What needs to be done: Repeat all of the data precisely.
::::::
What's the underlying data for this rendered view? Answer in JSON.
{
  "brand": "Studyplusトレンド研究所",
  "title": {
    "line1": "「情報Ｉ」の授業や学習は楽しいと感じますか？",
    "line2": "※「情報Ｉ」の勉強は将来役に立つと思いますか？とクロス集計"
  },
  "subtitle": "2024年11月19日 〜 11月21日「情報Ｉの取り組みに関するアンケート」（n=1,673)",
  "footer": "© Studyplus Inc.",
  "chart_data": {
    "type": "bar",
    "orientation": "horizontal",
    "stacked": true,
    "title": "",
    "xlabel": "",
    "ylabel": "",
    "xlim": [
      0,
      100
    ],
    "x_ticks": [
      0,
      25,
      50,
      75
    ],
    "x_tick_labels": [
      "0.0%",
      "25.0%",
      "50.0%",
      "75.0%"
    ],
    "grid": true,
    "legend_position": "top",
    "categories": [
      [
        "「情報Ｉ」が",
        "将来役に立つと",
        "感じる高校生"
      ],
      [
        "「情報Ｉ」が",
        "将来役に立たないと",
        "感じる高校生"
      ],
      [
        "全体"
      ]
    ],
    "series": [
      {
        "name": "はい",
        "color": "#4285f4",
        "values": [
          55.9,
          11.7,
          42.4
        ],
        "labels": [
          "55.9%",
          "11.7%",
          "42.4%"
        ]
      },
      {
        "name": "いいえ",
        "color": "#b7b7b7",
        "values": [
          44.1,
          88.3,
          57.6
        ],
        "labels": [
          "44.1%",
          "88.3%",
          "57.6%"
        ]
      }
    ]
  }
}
::::::
The result:
What's the underlying data for this rendered view? Answer in JSON.
{
  "brand": "Studyplusトレンド研究所",
  "title": {
    "line1": "「情報Ｉ」の授業や学習は楽しいと感じますか？",
    "line2": "※「情報Ｉ」の勉強は将来役に立つと思いますか？とクロス集計"
  },
  "subtitle": "2024年11月19日 〜 11月21日「情報Ｉの取り組みに関するアンケート」（n=1,673)",
  "footer": "© Studyplus Inc.",
  "chart_data": {
    "type": "bar",
    "orientation": "horizontal",
    "stacked": true,
    "title": "",
    "xlabel": "",
    "ylabel": "",
    "xlim": [
      0,
      100
    ],
    "x_ticks": [
      0,
      25,
      50,
      75
    ],
    "x_tick_labels": [
      "0.0%",
      "25.0%",
      "50.0%",
      "75.0%"
    ],
    "grid": true,
    "legend_position": "top",
    "categories": [
      [
        "「情報Ｉ」が",
        "将来役に立つと",
        "感じる高校生"
      ],
      [
        "「情報Ｉ」が",
        "将来役に立たないと",
        "感じる高校生"
      ],
      [
        "全体"
      ]
    ],
    "series": [
      {
        "name": "はい",
        "color": "#4285f4",
        "values": [
          55.9,
          11.7,
          42.4
        ],
        "labels": [
          "55.9%",
          "11.7%",
          "42.4%"
        ]
      },
      {
        "name": "いいえ",
        "color": "#b7b7b7",
        "values": [
          44.1,
          88.3,
          57.6
        ],
        "labels": [
          "44.1%",
          "88.3%",
          "57.6%"
        ]
      }
    ]
  }
}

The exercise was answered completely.